TO BE DONE. Take the entries below and print all of them exactly, please.

Saved entries:

□ □ □ □

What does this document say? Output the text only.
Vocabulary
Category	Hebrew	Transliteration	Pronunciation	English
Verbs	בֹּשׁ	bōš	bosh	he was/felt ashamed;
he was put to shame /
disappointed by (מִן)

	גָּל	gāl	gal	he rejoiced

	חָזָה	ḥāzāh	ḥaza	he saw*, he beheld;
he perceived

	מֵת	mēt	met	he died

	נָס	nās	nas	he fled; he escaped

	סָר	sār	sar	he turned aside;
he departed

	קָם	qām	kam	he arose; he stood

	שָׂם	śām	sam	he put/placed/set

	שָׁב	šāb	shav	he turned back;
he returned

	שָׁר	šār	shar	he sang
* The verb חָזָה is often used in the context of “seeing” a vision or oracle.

□ □ □ □

CORRECT RESPONSE.
What does this document say? Output the text only.
Vocabulary
Category	Hebrew	Transliteration	Pronunciation	English
Verbs	בֹּשׁ	bōš	bosh	he was/felt ashamed;
he was put to shame /
disappointed by (מִן)

	גָּל	gāl	gal	he rejoiced

	חָזָה	ḥāzāh	ḥaza	he saw*, he beheld;
he perceived

	מֵת	mēt	met	he died

	נָס	nās	nas	he fled; he escaped

	סָר	sār	sar	he turned aside;
he departed

	קָם	qām	kam	he arose; he stood

	שָׂם	śām	sam	he put/placed/set

	שָׁב	šāb	shav	he turned back;
he returned

	שָׁר	šār	shar	he sang
* The verb חָזָה is often used in the context of “seeing” a vision or oracle.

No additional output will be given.